**Task prompt**
Write the listing out again, all of it, word for word.

======== Task material

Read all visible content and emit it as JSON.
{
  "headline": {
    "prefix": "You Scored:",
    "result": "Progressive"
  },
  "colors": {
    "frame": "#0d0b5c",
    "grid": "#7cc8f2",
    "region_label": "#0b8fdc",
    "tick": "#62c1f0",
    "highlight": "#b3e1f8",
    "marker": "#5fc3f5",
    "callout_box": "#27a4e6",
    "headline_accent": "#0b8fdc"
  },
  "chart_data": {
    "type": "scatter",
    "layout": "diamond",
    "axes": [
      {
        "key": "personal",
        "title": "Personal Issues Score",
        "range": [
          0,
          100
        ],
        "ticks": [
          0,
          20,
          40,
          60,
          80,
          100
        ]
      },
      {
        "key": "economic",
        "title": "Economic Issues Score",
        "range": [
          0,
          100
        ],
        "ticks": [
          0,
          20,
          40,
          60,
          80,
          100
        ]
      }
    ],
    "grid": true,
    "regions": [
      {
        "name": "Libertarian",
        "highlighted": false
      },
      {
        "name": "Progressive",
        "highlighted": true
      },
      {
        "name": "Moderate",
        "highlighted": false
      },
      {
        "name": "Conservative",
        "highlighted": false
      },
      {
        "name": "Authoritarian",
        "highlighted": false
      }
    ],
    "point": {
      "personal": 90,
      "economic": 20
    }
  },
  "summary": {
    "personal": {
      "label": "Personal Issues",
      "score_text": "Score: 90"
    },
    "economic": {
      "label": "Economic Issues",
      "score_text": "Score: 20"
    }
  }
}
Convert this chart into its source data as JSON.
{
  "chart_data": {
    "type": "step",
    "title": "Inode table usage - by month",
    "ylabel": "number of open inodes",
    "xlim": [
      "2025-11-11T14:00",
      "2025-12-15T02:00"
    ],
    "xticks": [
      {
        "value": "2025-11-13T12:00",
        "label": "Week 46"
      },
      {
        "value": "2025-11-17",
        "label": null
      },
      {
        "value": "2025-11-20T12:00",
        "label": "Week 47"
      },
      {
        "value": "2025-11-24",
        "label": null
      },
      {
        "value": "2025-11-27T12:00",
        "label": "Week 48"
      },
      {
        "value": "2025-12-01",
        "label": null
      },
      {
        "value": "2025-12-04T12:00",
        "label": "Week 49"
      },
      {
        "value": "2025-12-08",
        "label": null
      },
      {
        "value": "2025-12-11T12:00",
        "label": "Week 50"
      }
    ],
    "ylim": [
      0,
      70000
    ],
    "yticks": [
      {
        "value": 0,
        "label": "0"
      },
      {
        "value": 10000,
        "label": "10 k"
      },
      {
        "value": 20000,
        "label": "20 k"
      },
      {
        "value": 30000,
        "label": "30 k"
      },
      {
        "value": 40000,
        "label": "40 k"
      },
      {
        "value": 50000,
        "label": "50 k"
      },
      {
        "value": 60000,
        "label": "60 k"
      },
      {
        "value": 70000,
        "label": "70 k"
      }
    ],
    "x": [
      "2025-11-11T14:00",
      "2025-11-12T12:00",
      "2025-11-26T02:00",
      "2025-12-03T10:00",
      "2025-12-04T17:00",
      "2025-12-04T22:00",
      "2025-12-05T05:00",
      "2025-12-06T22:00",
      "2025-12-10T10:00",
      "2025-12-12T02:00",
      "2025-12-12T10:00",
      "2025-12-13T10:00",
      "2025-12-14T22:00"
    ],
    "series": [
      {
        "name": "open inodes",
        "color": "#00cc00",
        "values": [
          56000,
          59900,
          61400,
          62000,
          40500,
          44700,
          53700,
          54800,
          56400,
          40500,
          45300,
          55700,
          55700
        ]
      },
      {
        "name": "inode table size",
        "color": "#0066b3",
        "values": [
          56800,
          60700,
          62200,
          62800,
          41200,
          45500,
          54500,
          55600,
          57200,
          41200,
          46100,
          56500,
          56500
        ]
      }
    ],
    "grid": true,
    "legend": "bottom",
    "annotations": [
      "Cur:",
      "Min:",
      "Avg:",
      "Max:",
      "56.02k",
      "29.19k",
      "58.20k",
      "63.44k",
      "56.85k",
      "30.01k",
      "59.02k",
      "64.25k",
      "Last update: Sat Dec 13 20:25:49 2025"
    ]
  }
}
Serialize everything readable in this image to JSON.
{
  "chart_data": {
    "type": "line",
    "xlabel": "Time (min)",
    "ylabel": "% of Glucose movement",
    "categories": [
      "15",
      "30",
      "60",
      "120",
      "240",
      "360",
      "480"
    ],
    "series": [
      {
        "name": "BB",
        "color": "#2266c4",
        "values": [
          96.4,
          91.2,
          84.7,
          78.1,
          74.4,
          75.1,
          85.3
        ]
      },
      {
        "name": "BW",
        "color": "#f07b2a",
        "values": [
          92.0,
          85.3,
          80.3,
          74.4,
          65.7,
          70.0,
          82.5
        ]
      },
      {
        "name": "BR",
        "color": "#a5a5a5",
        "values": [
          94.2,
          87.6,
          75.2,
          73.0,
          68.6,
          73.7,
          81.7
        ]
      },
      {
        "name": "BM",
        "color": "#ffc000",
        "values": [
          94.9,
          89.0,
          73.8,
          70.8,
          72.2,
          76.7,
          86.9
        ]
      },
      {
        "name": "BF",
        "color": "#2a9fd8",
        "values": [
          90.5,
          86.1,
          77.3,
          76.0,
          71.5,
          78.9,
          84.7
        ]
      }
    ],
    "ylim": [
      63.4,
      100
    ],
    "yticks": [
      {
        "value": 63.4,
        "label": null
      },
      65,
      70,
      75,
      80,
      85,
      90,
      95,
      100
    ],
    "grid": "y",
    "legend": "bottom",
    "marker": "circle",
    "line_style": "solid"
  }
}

================

**Final result**
Read all visible content and emit it as JSON.
{
  "headline": {
    "prefix": "You Scored:",
    "result": "Progressive"
  },
  "colors": {
    "frame": "#0d0b5c",
    "grid": "#7cc8f2",
    "region_label": "#0b8fdc",
    "tick": "#62c1f0",
    "highlight": "#b3e1f8",
    "marker": "#5fc3f5",
    "callout_box": "#27a4e6",
    "headline_accent": "#0b8fdc"
  },
  "chart_data": {
    "type": "scatter",
    "layout": "diamond",
    "axes": [
      {
        "key": "personal",
        "title": "Personal Issues Score",
        "range": [
          0,
          100
        ],
        "ticks": [
          0,
          20,
          40,
          60,
          80,
          100
        ]
      },
      {
        "key": "economic",
        "title": "Economic Issues Score",
        "range": [
          0,
          100
        ],
        "ticks": [
          0,
          20,
          40,
          60,
          80,
          100
        ]
      }
    ],
    "grid": true,
    "regions": [
      {
        "name": "Libertarian",
        "highlighted": false
      },
      {
        "name": "Progressive",
        "highlighted": true
      },
      {
        "name": "Moderate",
        "highlighted": false
      },
      {
        "name": "Conservative",
        "highlighted": false
      },
      {
        "name": "Authoritarian",
        "highlighted": false
      }
    ],
    "point": {
      "personal": 90,
      "economic": 20
    }
  },
  "summary": {
    "personal": {
      "label": "Personal Issues",
      "score_text": "Score: 90"
    },
    "economic": {
      "label": "Economic Issues",
      "score_text": "Score: 20"
    }
  }
}
Convert this chart into its source data as JSON.
{
  "chart_data": {
    "type": "step",
    "title": "Inode table usage - by month",
    "ylabel": "number of open inodes",
    "xlim": [
      "2025-11-11T14:00",
      "2025-12-15T02:00"
    ],
    "xticks": [
      {
        "value": "2025-11-13T12:00",
        "label": "Week 46"
      },
      {
        "value": "2025-11-17",
        "label": null
      },
      {
        "value": "2025-11-20T12:00",
        "label": "Week 47"
      },
      {
        "value": "2025-11-24",
        "label": null
      },
      {
        "value": "2025-11-27T12:00",
        "label": "Week 48"
      },
      {
        "value": "2025-12-01",
        "label": null
      },
      {
        "value": "2025-12-04T12:00",
        "label": "Week 49"
      },
      {
        "value": "2025-12-08",
        "label": null
      },
      {
        "value": "2025-12-11T12:00",
        "label": "Week 50"
      }
    ],
    "ylim": [
      0,
      70000
    ],
    "yticks": [
      {
        "value": 0,
        "label": "0"
      },
      {
        "value": 10000,
        "label": "10 k"
      },
      {
        "value": 20000,
        "label": "20 k"
      },
      {
        "value": 30000,
        "label": "30 k"
      },
      {
        "value": 40000,
        "label": "40 k"
      },
      {
        "value": 50000,
        "label": "50 k"
      },
      {
        "value": 60000,
        "label": "60 k"
      },
      {
        "value": 70000,
        "label": "70 k"
      }
    ],
    "x": [
      "2025-11-11T14:00",
      "2025-11-12T12:00",
      "2025-11-26T02:00",
      "2025-12-03T10:00",
      "2025-12-04T17:00",
      "2025-12-04T22:00",
      "2025-12-05T05:00",
      "2025-12-06T22:00",
      "2025-12-10T10:00",
      "2025-12-12T02:00",
      "2025-12-12T10:00",
      "2025-12-13T10:00",
      "2025-12-14T22:00"
    ],
    "series": [
      {
        "name": "open inodes",
        "color": "#00cc00",
        "values": [
          56000,
          59900,
          61400,
          62000,
          40500,
          44700,
          53700,
          54800,
          56400,
          40500,
          45300,
          55700,
          55700
        ]
      },
      {
        "name": "inode table size",
        "color": "#0066b3",
        "values": [
          56800,
          60700,
          62200,
          62800,
          41200,
          45500,
          54500,
          55600,
          57200,
          41200,
          46100,
          56500,
          56500
        ]
      }
    ],
    "grid": true,
    "legend": "bottom",
    "annotations": [
      "Cur:",
      "Min:",
      "Avg:",
      "Max:",
      "56.02k",
      "29.19k",
      "58.20k",
      "63.44k",
      "56.85k",
      "30.01k",
      "59.02k",
      "64.25k",
      "Last update: Sat Dec 13 20:25:49 2025"
    ]
  }
}
Serialize everything readable in this image to JSON.
{
  "chart_data": {
    "type": "line",
    "xlabel": "Time (min)",
    "ylabel": "% of Glucose movement",
    "categories": [
      "15",
      "30",
      "60",
      "120",
      "240",
      "360",
      "480"
    ],
    "series": [
      {
        "name": "BB",
        "color": "#2266c4",
        "values": [
          96.4,
          91.2,
          84.7,
          78.1,
          74.4,
          75.1,
          85.3
        ]
      },
      {
        "name": "BW",
        "color": "#f07b2a",
        "values": [
          92.0,
          85.3,
          80.3,
          74.4,
          65.7,
          70.0,
          82.5
        ]
      },
      {
        "name": "BR",
        "color": "#a5a5a5",
        "values": [
          94.2,
          87.6,
          75.2,
          73.0,
          68.6,
          73.7,
          81.7
        ]
      },
      {
        "name": "BM",
        "color": "#ffc000",
        "values": [
          94.9,
          89.0,
          73.8,
          70.8,
          72.2,
          76.7,
          86.9
        ]
      },
      {
        "name": "BF",
        "color": "#2a9fd8",
        "values": [
          90.5,
          86.1,
          77.3,
          76.0,
          71.5,
          78.9,
          84.7
        ]
      }
    ],
    "ylim": [
      63.4,
      100
    ],
    "yticks": [
      {
        "value": 63.4,
        "label": null
      },
      65,
      70,
      75,
      80,
      85,
      90,
      95,
      100
    ],
    "grid": "y",
    "legend": "bottom",
    "marker": "circle",
    "line_style": "solid"
  }
}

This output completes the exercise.